> What is expected
Scan the material that follows. Copy every line containing the word "true".

○ ○ ○ ○ ○

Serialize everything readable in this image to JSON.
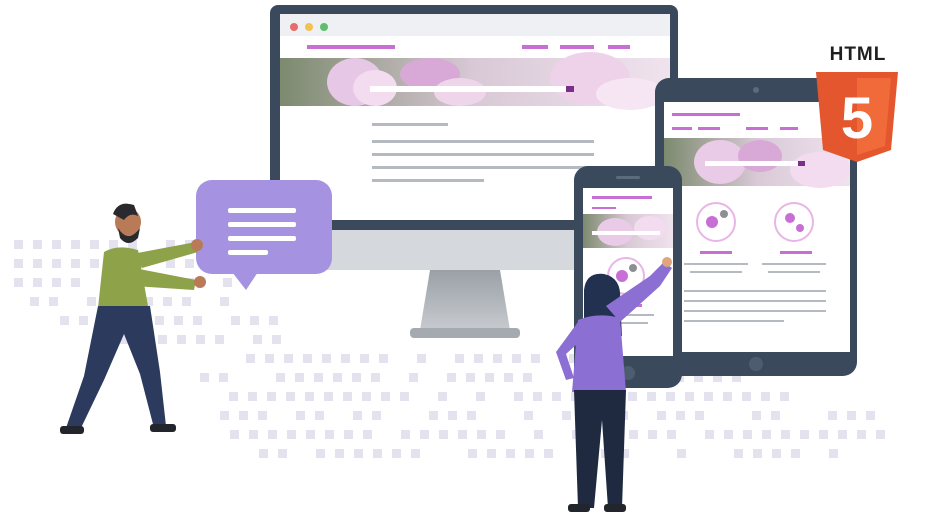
{
  "illustration": {
    "badge": {
      "text": "HTML",
      "number": "5",
      "icon": "html5-shield-icon"
    },
    "colors": {
      "device_frame": "#3a4a5c",
      "accent": "#c86fd6",
      "bubble": "#a592e0",
      "html5_orange": "#e4572e",
      "html5_dark": "#c4401a",
      "dots": "#e3e2ee",
      "text_lines": "#b5b9c0"
    },
    "devices": [
      "desktop-monitor",
      "tablet",
      "smartphone"
    ],
    "people": [
      "man-holding-speech-bubble",
      "woman-pointing-at-phone"
    ]
  }
}
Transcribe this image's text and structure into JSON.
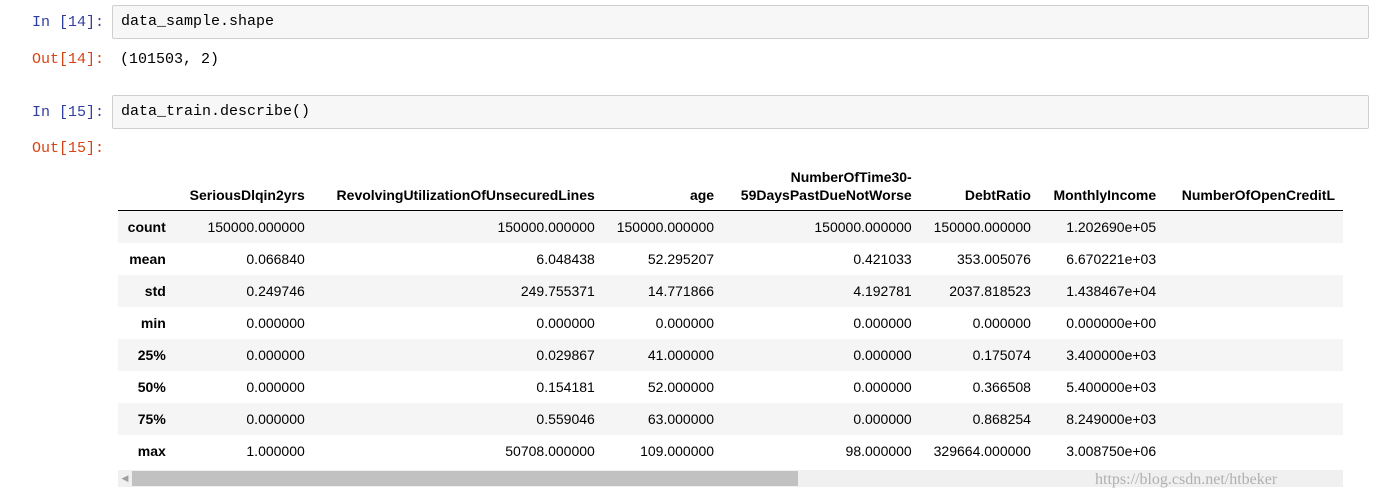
{
  "cells": [
    {
      "in_prompt": "In [14]:",
      "code": "data_sample.shape",
      "out_prompt": "Out[14]:",
      "output": "(101503, 2)"
    },
    {
      "in_prompt": "In [15]:",
      "code": "data_train.describe()",
      "out_prompt": "Out[15]:"
    }
  ],
  "dataframe": {
    "columns": [
      "",
      "SeriousDlqin2yrs",
      "RevolvingUtilizationOfUnsecuredLines",
      "age",
      [
        "NumberOfTime30-",
        "59DaysPastDueNotWorse"
      ],
      "DebtRatio",
      "MonthlyIncome",
      "NumberOfOpenCreditL"
    ],
    "rows": [
      {
        "label": "count",
        "values": [
          "150000.000000",
          "150000.000000",
          "150000.000000",
          "150000.000000",
          "150000.000000",
          "1.202690e+05",
          ""
        ]
      },
      {
        "label": "mean",
        "values": [
          "0.066840",
          "6.048438",
          "52.295207",
          "0.421033",
          "353.005076",
          "6.670221e+03",
          ""
        ]
      },
      {
        "label": "std",
        "values": [
          "0.249746",
          "249.755371",
          "14.771866",
          "4.192781",
          "2037.818523",
          "1.438467e+04",
          ""
        ]
      },
      {
        "label": "min",
        "values": [
          "0.000000",
          "0.000000",
          "0.000000",
          "0.000000",
          "0.000000",
          "0.000000e+00",
          ""
        ]
      },
      {
        "label": "25%",
        "values": [
          "0.000000",
          "0.029867",
          "41.000000",
          "0.000000",
          "0.175074",
          "3.400000e+03",
          ""
        ]
      },
      {
        "label": "50%",
        "values": [
          "0.000000",
          "0.154181",
          "52.000000",
          "0.000000",
          "0.366508",
          "5.400000e+03",
          ""
        ]
      },
      {
        "label": "75%",
        "values": [
          "0.000000",
          "0.559046",
          "63.000000",
          "0.000000",
          "0.868254",
          "8.249000e+03",
          ""
        ]
      },
      {
        "label": "max",
        "values": [
          "1.000000",
          "50708.000000",
          "109.000000",
          "98.000000",
          "329664.000000",
          "3.008750e+06",
          ""
        ]
      }
    ]
  },
  "scrollbar": {
    "left_arrow": "◀",
    "position": 0.0,
    "visible_fraction": 0.55
  },
  "watermark": "https://blog.csdn.net/htbeker"
}
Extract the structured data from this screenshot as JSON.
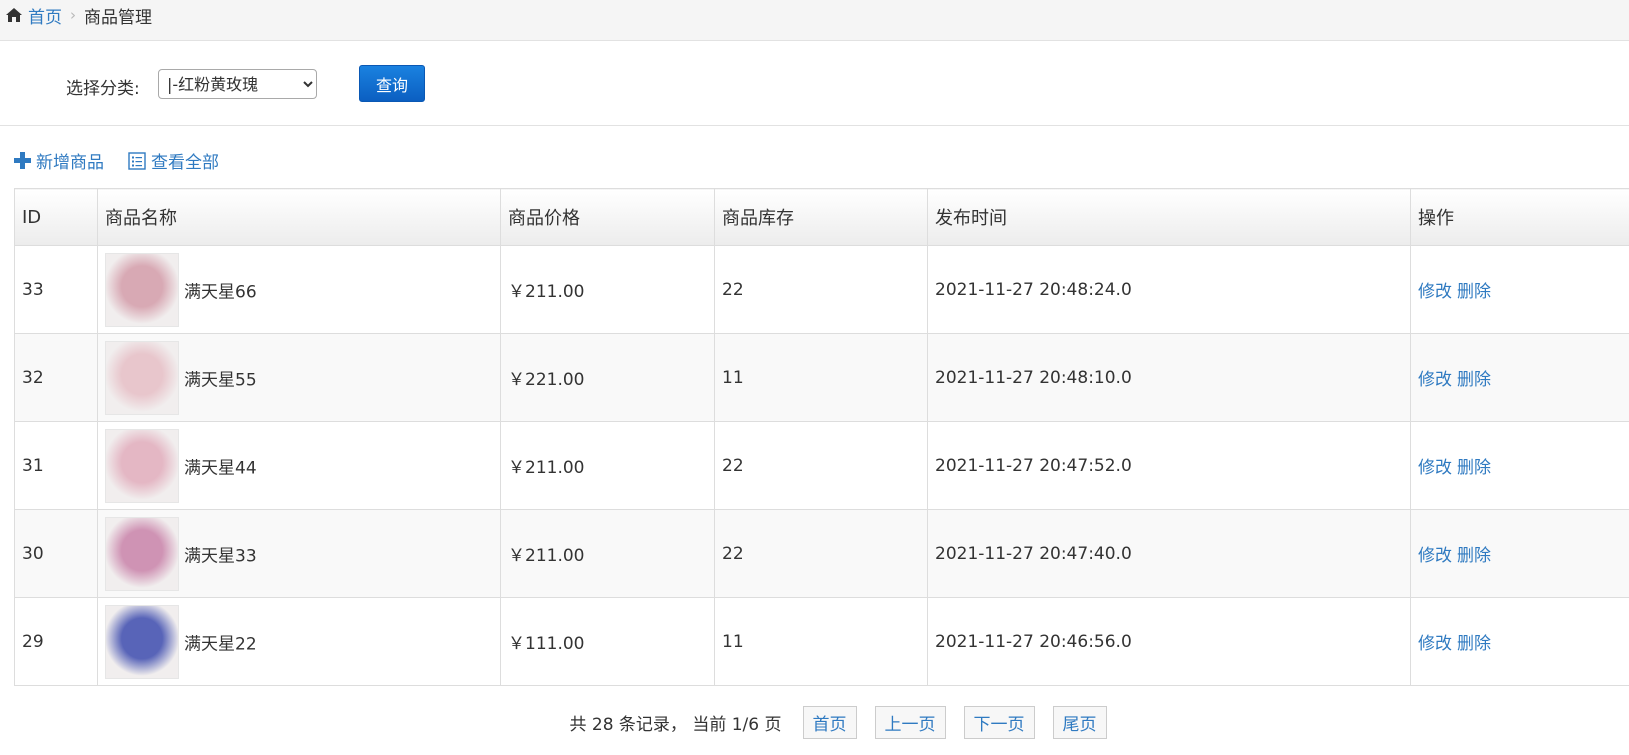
{
  "breadcrumb": {
    "home_label": "首页",
    "current_label": "商品管理"
  },
  "filter": {
    "label": "选择分类:",
    "selected_category": "|-红粉黄玫瑰",
    "query_label": "查询"
  },
  "actions": {
    "add_label": "新增商品",
    "view_all_label": "查看全部"
  },
  "table": {
    "headers": [
      "ID",
      "商品名称",
      "商品价格",
      "商品库存",
      "发布时间",
      "操作"
    ],
    "rows": [
      {
        "id": "33",
        "name": "满天星66",
        "price": "￥211.00",
        "stock": "22",
        "time": "2021-11-27 20:48:24.0",
        "edit": "修改",
        "delete": "删除",
        "thumb_color": "#d8a9b4"
      },
      {
        "id": "32",
        "name": "满天星55",
        "price": "￥221.00",
        "stock": "11",
        "time": "2021-11-27 20:48:10.0",
        "edit": "修改",
        "delete": "删除",
        "thumb_color": "#e8c6cc"
      },
      {
        "id": "31",
        "name": "满天星44",
        "price": "￥211.00",
        "stock": "22",
        "time": "2021-11-27 20:47:52.0",
        "edit": "修改",
        "delete": "删除",
        "thumb_color": "#e4b7c4"
      },
      {
        "id": "30",
        "name": "满天星33",
        "price": "￥211.00",
        "stock": "22",
        "time": "2021-11-27 20:47:40.0",
        "edit": "修改",
        "delete": "删除",
        "thumb_color": "#cf93b4"
      },
      {
        "id": "29",
        "name": "满天星22",
        "price": "￥111.00",
        "stock": "11",
        "time": "2021-11-27 20:46:56.0",
        "edit": "修改",
        "delete": "删除",
        "thumb_color": "#5864b8"
      }
    ]
  },
  "pagination": {
    "summary": "共 28 条记录， 当前 1/6 页",
    "first_label": "首页",
    "prev_label": "上一页",
    "next_label": "下一页",
    "last_label": "尾页"
  },
  "colors": {
    "link": "#2f7ac1",
    "primary_button": "#0b5fc1"
  }
}
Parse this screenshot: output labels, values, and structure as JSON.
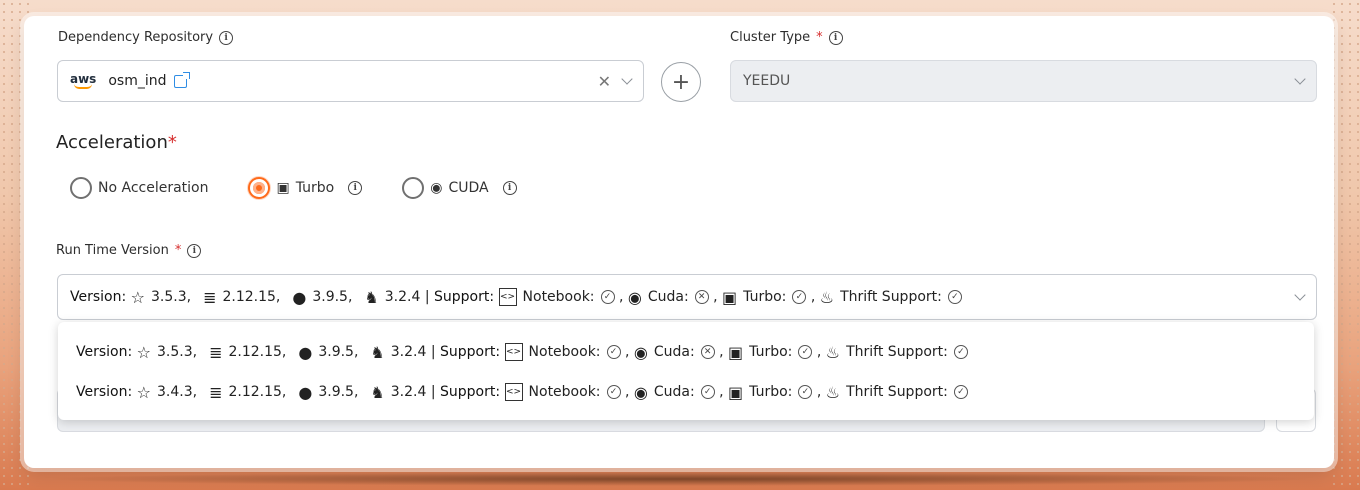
{
  "dependency_repo": {
    "label": "Dependency Repository",
    "logo_text": "aws",
    "value": "osm_ind"
  },
  "cluster_type": {
    "label": "Cluster Type",
    "required_mark": "*",
    "value": "YEEDU"
  },
  "acceleration": {
    "label": "Acceleration",
    "required_mark": "*",
    "options": [
      {
        "label": "No Acceleration",
        "selected": false
      },
      {
        "label": "Turbo",
        "selected": true
      },
      {
        "label": "CUDA",
        "selected": false
      }
    ],
    "accent_color": "#ff6a1a"
  },
  "runtime": {
    "label": "Run Time Version",
    "required_mark": "*",
    "selected": {
      "version_label": "Version:",
      "spark": "3.5.3",
      "scala": "2.12.15",
      "python": "3.9.5",
      "hadoop": "3.2.4",
      "support_label": "Support:",
      "notebook": "Notebook:",
      "cuda": "Cuda:",
      "turbo": "Turbo:",
      "thrift": "Thrift Support:"
    },
    "options": [
      {
        "version_label": "Version:",
        "spark": "3.5.3",
        "scala": "2.12.15",
        "python": "3.9.5",
        "hadoop": "3.2.4",
        "support_label": "Support:",
        "notebook": "Notebook:",
        "cuda": "Cuda:",
        "turbo": "Turbo:",
        "thrift": "Thrift Support:"
      },
      {
        "version_label": "Version:",
        "spark": "3.4.3",
        "scala": "2.12.15",
        "python": "3.9.5",
        "hadoop": "3.2.4",
        "support_label": "Support:",
        "notebook": "Notebook:",
        "cuda": "Cuda:",
        "turbo": "Turbo:",
        "thrift": "Thrift Support:"
      }
    ]
  }
}
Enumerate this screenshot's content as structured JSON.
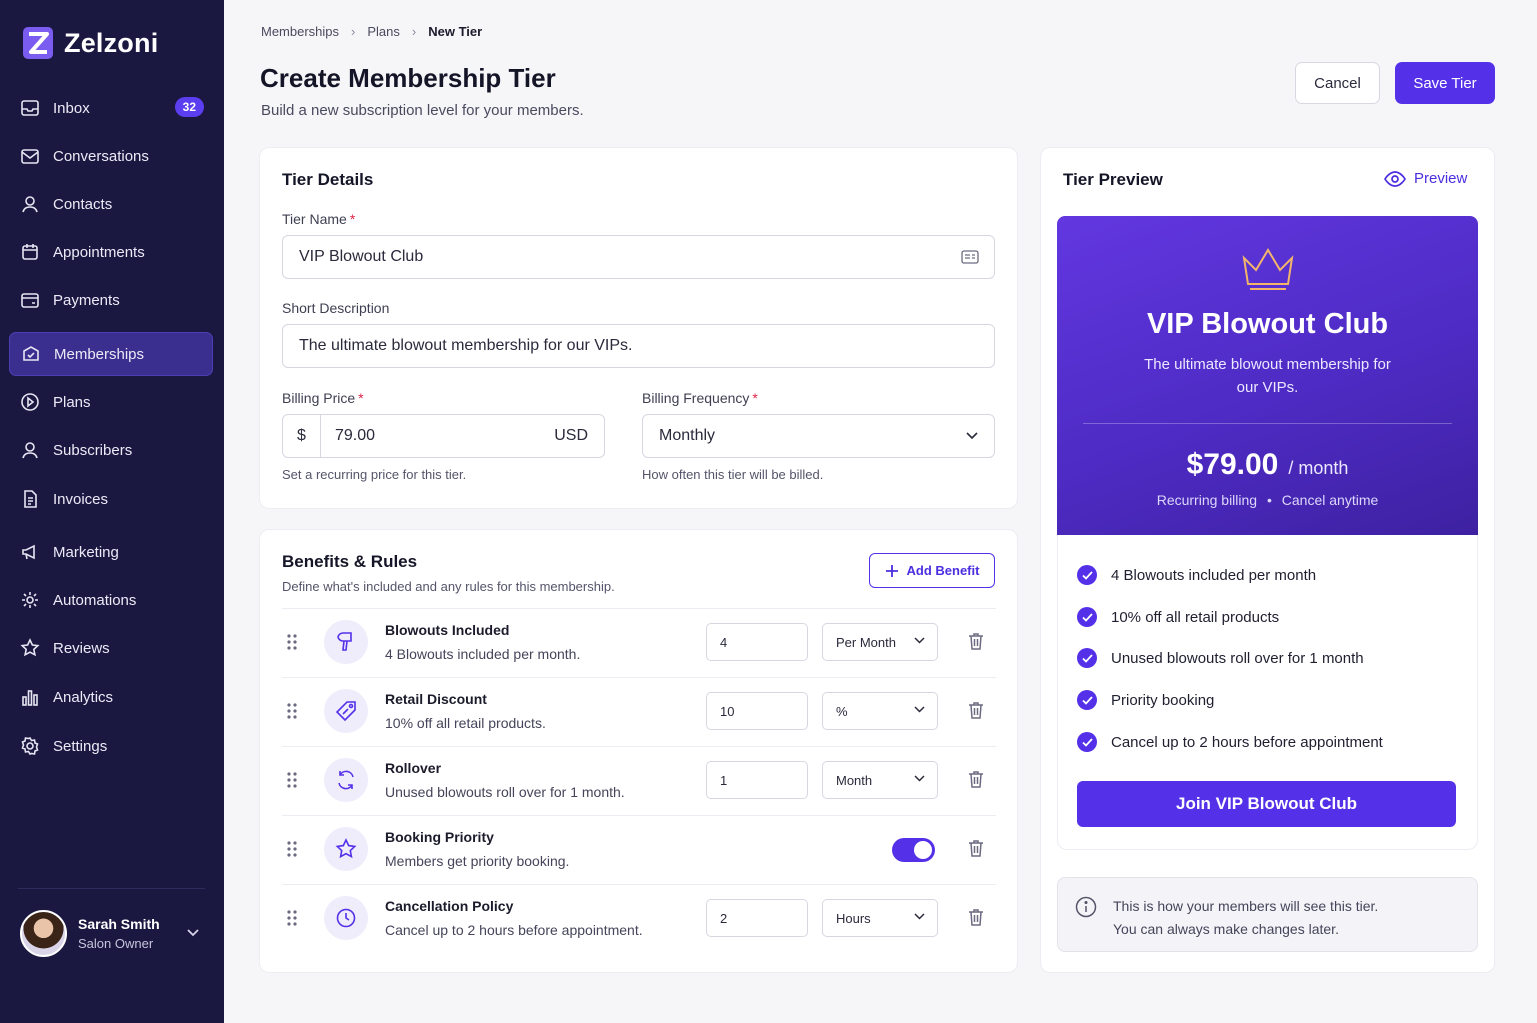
{
  "app": {
    "name": "Zelzoni"
  },
  "sidebar": {
    "items": [
      {
        "label": "Inbox",
        "icon": "inbox-icon",
        "badge": "32"
      },
      {
        "label": "Conversations",
        "icon": "conversations-icon"
      },
      {
        "label": "Contacts",
        "icon": "contacts-icon"
      },
      {
        "label": "Appointments",
        "icon": "calendar-icon"
      },
      {
        "label": "Payments",
        "icon": "payments-icon"
      },
      {
        "label": "Memberships",
        "icon": "memberships-icon",
        "active": true
      },
      {
        "label": "Plans",
        "icon": "plans-icon"
      },
      {
        "label": "Subscribers",
        "icon": "subscribers-icon"
      },
      {
        "label": "Invoices",
        "icon": "invoices-icon"
      },
      {
        "label": "Marketing",
        "icon": "megaphone-icon"
      },
      {
        "label": "Automations",
        "icon": "automations-icon"
      },
      {
        "label": "Reviews",
        "icon": "star-icon"
      },
      {
        "label": "Analytics",
        "icon": "analytics-icon"
      },
      {
        "label": "Settings",
        "icon": "gear-icon"
      }
    ],
    "user": {
      "name": "Sarah Smith",
      "role": "Salon Owner"
    }
  },
  "header": {
    "breadcrumb": [
      "Memberships",
      "Plans",
      "New Tier"
    ],
    "title": "Create Membership Tier",
    "subtitle": "Build a new subscription level for your members.",
    "cancel_label": "Cancel",
    "save_label": "Save Tier"
  },
  "tier_details": {
    "title": "Tier Details",
    "name_label": "Tier Name",
    "name_value": "VIP Blowout Club",
    "desc_label": "Short Description",
    "desc_value": "The ultimate blowout membership for our VIPs.",
    "price_label": "Billing Price",
    "currency_symbol": "$",
    "price_value": "79.00",
    "currency": "USD",
    "price_hint": "Set a recurring price for this tier.",
    "frequency_label": "Billing Frequency",
    "frequency_value": "Monthly",
    "frequency_hint": "How often this tier will be billed.",
    "required_mark": "*"
  },
  "benefits": {
    "title": "Benefits & Rules",
    "subtitle": "Define what's included and any rules for this membership.",
    "add_label": "Add Benefit",
    "rows": [
      {
        "title": "Blowouts Included",
        "desc": "4 Blowouts included per month.",
        "value": "4",
        "unit": "Per Month",
        "icon": "hair-dryer-icon"
      },
      {
        "title": "Retail Discount",
        "desc": "10% off all retail products.",
        "value": "10",
        "unit": "%",
        "icon": "tag-icon"
      },
      {
        "title": "Rollover",
        "desc": "Unused blowouts roll over for 1 month.",
        "value": "1",
        "unit": "Month",
        "icon": "refresh-icon"
      },
      {
        "title": "Booking Priority",
        "desc": "Members get priority booking.",
        "toggle": true,
        "icon": "star-icon"
      },
      {
        "title": "Cancellation Policy",
        "desc": "Cancel up to 2 hours before appointment.",
        "value": "2",
        "unit": "Hours",
        "icon": "clock-icon"
      }
    ]
  },
  "preview": {
    "title": "Tier Preview",
    "link_label": "Preview",
    "tier_name": "VIP Blowout Club",
    "tier_desc": "The ultimate blowout membership for our VIPs.",
    "price": "$79.00",
    "period": "/ month",
    "meta_left": "Recurring billing",
    "meta_dot": "•",
    "meta_right": "Cancel anytime",
    "features": [
      "4 Blowouts included per month",
      "10% off all retail products",
      "Unused blowouts roll over for 1 month",
      "Priority booking",
      "Cancel up to 2 hours before appointment"
    ],
    "join_label": "Join VIP Blowout Club",
    "note_line1": "This is how your members will see this tier.",
    "note_line2": "You can always make changes later.",
    "accent": "#5431e8"
  }
}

○ ○ ○ ○ ○

> Response to the exercise
        "selected": true
        "active": true
        "toggle": true,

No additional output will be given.